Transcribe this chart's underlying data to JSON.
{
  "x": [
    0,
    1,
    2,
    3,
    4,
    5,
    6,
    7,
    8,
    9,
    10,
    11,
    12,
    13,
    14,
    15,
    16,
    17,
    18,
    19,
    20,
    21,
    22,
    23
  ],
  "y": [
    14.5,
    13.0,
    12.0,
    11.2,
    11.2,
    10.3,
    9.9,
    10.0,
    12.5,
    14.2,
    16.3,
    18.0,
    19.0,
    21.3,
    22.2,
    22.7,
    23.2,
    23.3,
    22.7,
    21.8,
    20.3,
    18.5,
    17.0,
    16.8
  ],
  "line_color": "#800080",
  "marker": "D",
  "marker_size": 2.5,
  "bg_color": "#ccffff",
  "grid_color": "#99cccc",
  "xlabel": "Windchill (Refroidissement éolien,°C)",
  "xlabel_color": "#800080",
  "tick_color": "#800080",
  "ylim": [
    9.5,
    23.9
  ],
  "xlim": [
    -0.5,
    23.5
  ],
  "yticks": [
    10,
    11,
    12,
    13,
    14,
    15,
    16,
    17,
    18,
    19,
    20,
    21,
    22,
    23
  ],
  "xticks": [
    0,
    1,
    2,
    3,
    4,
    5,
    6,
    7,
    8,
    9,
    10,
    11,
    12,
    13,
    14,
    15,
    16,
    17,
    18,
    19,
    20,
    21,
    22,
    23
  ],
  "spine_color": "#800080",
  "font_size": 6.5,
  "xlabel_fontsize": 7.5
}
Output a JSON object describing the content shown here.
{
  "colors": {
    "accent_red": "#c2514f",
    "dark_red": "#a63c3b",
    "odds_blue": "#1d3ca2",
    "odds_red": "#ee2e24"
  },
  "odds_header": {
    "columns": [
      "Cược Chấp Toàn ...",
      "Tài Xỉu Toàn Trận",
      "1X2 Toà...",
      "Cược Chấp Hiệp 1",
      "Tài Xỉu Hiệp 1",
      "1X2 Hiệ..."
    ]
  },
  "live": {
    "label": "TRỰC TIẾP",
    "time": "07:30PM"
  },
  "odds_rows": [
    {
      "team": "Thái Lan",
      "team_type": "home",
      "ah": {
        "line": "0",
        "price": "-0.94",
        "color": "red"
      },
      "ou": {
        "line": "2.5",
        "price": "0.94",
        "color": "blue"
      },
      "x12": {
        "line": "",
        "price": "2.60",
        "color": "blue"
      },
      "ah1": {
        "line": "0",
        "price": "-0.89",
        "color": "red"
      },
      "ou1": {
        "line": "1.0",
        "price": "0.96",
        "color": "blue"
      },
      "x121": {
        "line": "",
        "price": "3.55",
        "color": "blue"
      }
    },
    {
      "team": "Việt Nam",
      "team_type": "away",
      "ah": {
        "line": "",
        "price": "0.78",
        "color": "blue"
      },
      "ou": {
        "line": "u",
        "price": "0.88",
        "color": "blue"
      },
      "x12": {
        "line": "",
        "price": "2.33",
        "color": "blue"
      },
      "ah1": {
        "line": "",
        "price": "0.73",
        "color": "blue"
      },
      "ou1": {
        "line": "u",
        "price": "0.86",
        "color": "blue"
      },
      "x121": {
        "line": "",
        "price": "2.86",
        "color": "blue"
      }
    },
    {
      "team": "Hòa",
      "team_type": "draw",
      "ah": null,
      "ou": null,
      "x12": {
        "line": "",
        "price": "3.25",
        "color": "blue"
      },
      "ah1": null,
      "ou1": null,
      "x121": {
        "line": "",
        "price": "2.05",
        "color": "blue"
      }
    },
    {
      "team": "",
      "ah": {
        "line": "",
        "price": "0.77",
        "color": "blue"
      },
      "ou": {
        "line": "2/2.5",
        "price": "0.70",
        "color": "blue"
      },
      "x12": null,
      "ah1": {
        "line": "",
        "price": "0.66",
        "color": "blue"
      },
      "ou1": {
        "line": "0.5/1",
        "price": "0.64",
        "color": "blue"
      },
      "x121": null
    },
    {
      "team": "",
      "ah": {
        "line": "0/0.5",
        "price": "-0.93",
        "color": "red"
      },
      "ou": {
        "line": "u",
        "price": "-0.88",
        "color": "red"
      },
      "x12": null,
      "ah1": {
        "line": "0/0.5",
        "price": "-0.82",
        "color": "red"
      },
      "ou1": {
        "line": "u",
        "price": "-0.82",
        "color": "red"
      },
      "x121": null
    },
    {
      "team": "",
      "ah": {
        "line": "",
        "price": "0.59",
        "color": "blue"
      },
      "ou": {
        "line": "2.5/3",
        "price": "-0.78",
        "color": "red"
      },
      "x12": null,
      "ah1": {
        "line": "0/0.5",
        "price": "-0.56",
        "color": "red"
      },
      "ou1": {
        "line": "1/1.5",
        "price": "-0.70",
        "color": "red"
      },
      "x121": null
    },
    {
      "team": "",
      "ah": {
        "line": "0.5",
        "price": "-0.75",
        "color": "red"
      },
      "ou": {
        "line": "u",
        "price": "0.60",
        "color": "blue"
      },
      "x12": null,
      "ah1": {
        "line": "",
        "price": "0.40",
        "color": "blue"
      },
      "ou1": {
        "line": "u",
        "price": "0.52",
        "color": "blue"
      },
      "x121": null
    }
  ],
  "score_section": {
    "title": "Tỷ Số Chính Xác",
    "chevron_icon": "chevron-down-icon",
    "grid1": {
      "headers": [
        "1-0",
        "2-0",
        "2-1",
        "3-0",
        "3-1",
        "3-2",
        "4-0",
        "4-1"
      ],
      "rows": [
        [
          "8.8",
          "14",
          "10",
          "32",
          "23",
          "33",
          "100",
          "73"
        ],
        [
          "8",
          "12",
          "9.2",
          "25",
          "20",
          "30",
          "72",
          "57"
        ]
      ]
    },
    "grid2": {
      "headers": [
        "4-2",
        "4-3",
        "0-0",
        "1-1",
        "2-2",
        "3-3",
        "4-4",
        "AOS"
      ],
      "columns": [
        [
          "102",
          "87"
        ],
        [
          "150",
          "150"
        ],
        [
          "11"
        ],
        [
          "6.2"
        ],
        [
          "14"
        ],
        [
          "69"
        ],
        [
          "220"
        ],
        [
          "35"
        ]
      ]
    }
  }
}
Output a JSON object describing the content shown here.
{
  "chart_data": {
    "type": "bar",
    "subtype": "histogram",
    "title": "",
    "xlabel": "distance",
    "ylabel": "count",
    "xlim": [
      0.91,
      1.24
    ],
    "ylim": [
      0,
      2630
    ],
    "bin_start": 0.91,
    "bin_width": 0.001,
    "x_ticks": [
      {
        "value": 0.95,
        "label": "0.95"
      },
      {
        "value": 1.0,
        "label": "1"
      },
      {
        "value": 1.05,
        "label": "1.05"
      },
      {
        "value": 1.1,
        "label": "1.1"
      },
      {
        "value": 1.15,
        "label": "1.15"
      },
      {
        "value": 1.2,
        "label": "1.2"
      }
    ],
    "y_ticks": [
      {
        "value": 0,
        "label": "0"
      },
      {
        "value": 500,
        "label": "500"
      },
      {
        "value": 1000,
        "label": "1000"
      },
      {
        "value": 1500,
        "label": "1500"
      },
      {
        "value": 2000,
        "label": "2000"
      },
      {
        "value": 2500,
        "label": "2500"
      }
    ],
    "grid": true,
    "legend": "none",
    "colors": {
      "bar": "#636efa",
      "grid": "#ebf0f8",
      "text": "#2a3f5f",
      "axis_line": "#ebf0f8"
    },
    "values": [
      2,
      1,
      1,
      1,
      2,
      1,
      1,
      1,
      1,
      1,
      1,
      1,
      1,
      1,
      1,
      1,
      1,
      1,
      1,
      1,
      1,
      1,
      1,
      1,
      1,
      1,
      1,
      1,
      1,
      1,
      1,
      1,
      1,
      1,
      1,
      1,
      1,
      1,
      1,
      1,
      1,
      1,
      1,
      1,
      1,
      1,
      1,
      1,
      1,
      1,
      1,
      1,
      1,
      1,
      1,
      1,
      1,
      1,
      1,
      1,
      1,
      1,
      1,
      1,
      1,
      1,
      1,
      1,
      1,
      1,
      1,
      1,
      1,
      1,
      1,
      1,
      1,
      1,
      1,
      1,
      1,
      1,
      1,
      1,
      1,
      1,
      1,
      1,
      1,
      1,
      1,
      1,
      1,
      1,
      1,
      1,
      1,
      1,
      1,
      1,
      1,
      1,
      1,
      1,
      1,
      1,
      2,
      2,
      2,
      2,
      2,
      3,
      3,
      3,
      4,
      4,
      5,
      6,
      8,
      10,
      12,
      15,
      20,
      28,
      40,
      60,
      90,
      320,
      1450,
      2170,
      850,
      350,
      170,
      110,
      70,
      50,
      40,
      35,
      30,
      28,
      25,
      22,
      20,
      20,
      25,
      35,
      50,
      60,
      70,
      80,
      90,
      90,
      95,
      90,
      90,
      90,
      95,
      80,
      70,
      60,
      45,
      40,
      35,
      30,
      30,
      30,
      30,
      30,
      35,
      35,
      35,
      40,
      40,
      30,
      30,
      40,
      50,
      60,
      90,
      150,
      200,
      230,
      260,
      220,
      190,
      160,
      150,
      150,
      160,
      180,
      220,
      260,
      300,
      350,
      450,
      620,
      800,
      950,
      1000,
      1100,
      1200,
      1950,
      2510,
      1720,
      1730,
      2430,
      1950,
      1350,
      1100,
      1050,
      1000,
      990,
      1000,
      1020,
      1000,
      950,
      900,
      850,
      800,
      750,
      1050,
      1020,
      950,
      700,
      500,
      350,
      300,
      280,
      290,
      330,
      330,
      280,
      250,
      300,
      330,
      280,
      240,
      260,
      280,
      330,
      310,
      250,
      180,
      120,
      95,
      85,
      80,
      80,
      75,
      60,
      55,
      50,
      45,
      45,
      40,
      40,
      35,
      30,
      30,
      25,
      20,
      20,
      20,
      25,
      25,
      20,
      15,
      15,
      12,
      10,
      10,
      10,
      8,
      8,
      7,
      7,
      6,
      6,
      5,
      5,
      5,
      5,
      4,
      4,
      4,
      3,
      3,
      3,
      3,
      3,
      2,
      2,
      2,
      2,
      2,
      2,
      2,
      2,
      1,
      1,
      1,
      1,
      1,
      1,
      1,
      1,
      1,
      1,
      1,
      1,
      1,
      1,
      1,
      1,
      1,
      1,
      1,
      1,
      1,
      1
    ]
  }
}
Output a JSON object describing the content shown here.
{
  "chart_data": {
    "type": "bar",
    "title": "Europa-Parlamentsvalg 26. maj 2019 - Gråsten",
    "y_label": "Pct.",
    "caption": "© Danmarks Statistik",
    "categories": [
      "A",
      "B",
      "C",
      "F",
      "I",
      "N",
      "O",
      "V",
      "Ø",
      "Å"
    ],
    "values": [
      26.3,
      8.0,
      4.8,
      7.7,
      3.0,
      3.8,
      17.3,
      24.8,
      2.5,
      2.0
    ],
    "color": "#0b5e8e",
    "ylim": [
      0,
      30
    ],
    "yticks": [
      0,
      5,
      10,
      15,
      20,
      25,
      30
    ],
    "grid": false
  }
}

BRIEF: Scan the material above for the string "title" and return the lines that hold it.

ANSWER TO THIS EXERCISE:
    "title": "Tỷ Số Chính Xác",
    "title": "",
    "title": "Europa-Parlamentsvalg 26. maj 2019 - Gråsten",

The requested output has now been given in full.